=== Requirement ===
With the images removed, repeat the data below exactly.

* * * *

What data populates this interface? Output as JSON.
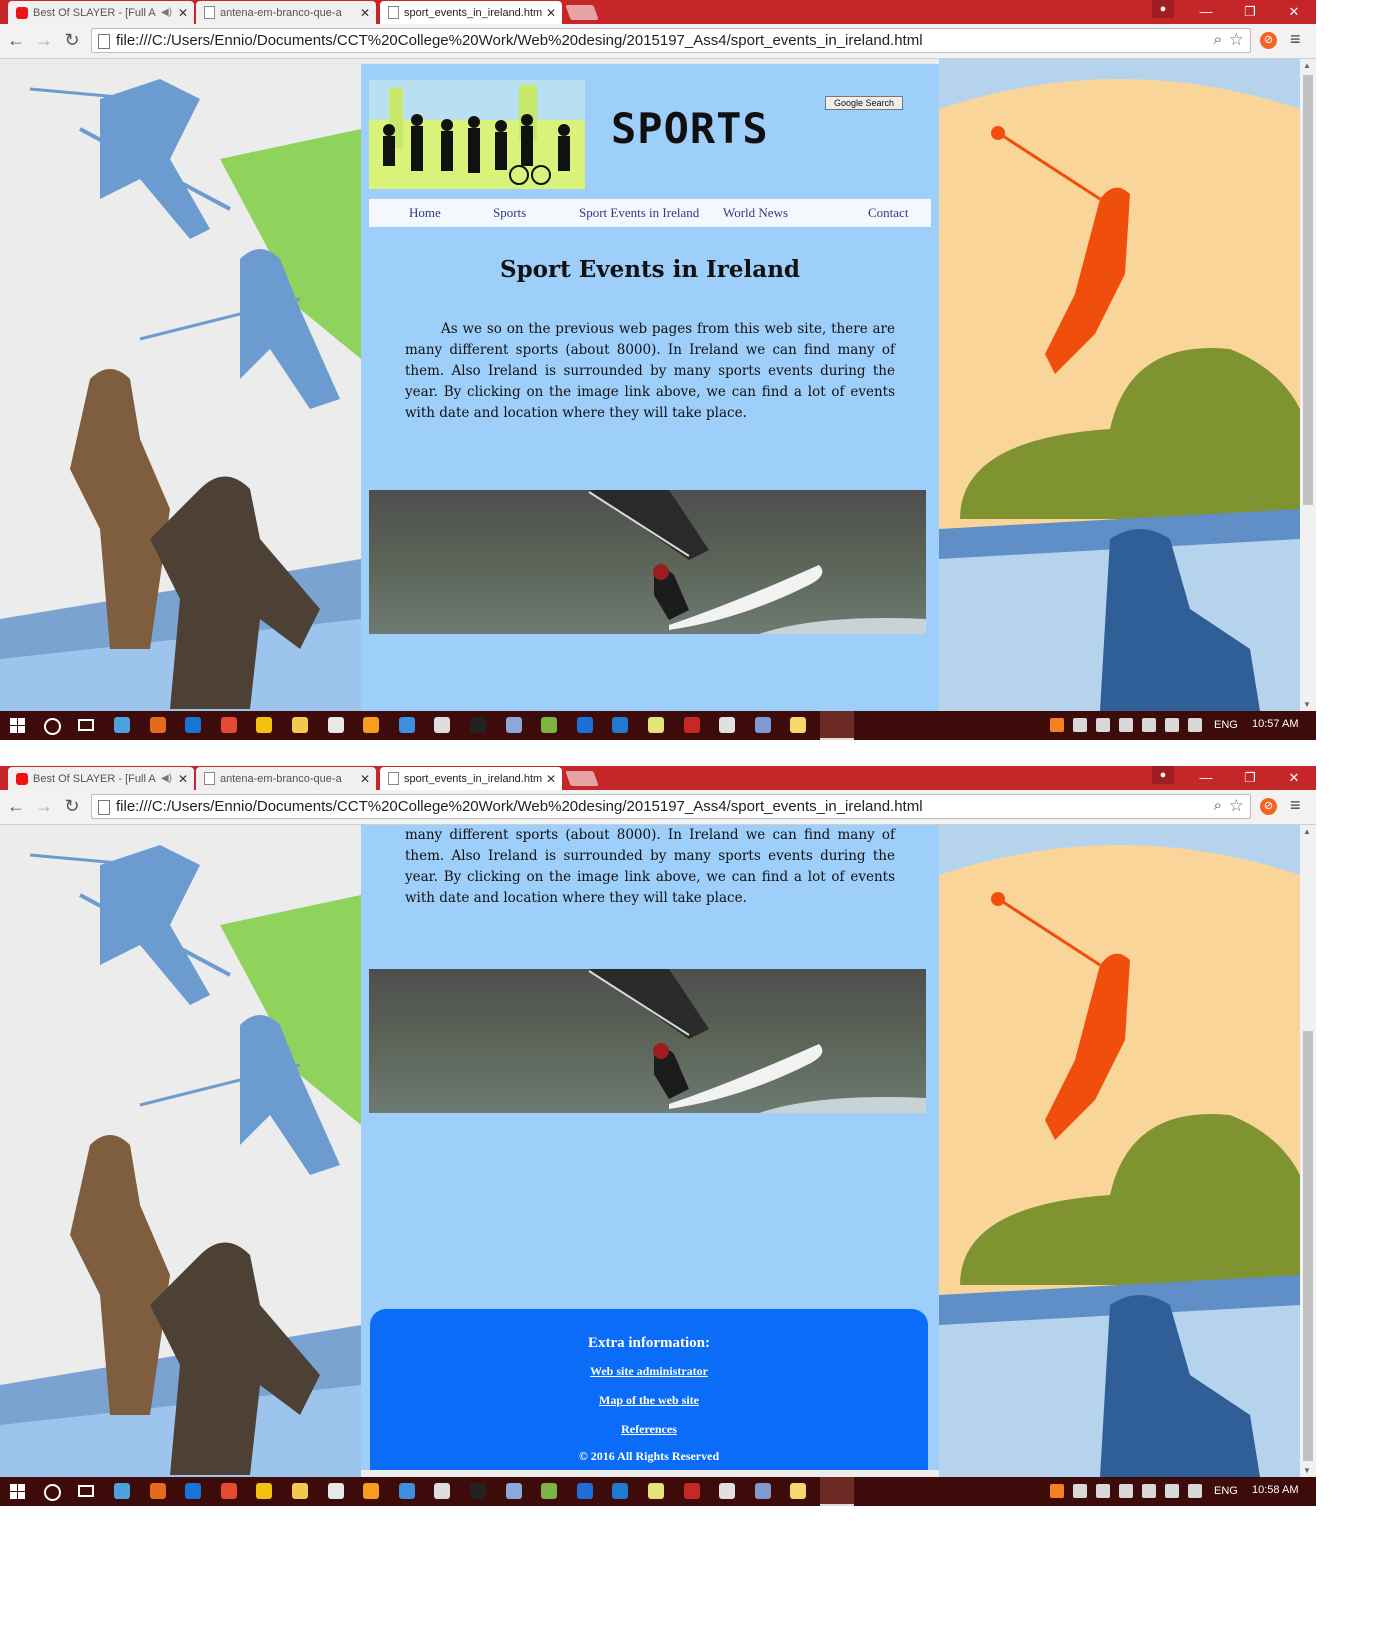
{
  "browser": {
    "tabs": [
      {
        "title": "Best Of SLAYER - [Full A",
        "favicon": "youtube-icon",
        "audio": true
      },
      {
        "title": "antena-em-branco-que-a",
        "favicon": "page-icon"
      },
      {
        "title": "sport_events_in_ireland.htm",
        "favicon": "page-icon",
        "active": true
      }
    ],
    "url": "file:///C:/Users/Ennio/Documents/CCT%20College%20Work/Web%20desing/2015197_Ass4/sport_events_in_ireland.html"
  },
  "site": {
    "brand": "SPORTS",
    "search_button": "Google Search",
    "nav": [
      "Home",
      "Sports",
      "Sport Events in Ireland",
      "World News",
      "Contact"
    ],
    "page_title": "Sport Events in Ireland",
    "intro": "As we so on the previous web pages from this web site, there are many different sports (about 8000). In Ireland we can find many of them. Also Ireland is surrounded by many sports events during the year. By clicking on the image link above, we can find a lot of events with date and location where they will take place.",
    "footer": {
      "heading": "Extra information:",
      "links": [
        "Web site administrator",
        "Map of the web site",
        "References"
      ],
      "copyright": "© 2016 All Rights Reserved"
    }
  },
  "taskbar": {
    "language": "ENG",
    "clock_first": "10:57 AM",
    "clock_second": "10:58 AM"
  },
  "colors": {
    "content_bg": "#9ecefa",
    "footer_bg": "#0a6cf7",
    "chrome_red": "#c4262a",
    "taskbar_bg": "#3d0b09"
  }
}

* * * *

=== Exercise solution ===
What data populates this interface? Output as JSON.
{
  "browser": {
    "tabs": [
      {
        "title": "Best Of SLAYER - [Full A",
        "favicon": "youtube-icon",
        "audio": true
      },
      {
        "title": "antena-em-branco-que-a",
        "favicon": "page-icon"
      },
      {
        "title": "sport_events_in_ireland.htm",
        "favicon": "page-icon",
        "active": true
      }
    ],
    "url": "file:///C:/Users/Ennio/Documents/CCT%20College%20Work/Web%20desing/2015197_Ass4/sport_events_in_ireland.html"
  },
  "site": {
    "brand": "SPORTS",
    "search_button": "Google Search",
    "nav": [
      "Home",
      "Sports",
      "Sport Events in Ireland",
      "World News",
      "Contact"
    ],
    "page_title": "Sport Events in Ireland",
    "intro": "As we so on the previous web pages from this web site, there are many different sports (about 8000). In Ireland we can find many of them. Also Ireland is surrounded by many sports events during the year. By clicking on the image link above, we can find a lot of events with date and location where they will take place.",
    "footer": {
      "heading": "Extra information:",
      "links": [
        "Web site administrator",
        "Map of the web site",
        "References"
      ],
      "copyright": "© 2016 All Rights Reserved"
    }
  },
  "taskbar": {
    "language": "ENG",
    "clock_first": "10:57 AM",
    "clock_second": "10:58 AM"
  },
  "colors": {
    "content_bg": "#9ecefa",
    "footer_bg": "#0a6cf7",
    "chrome_red": "#c4262a",
    "taskbar_bg": "#3d0b09"
  }
}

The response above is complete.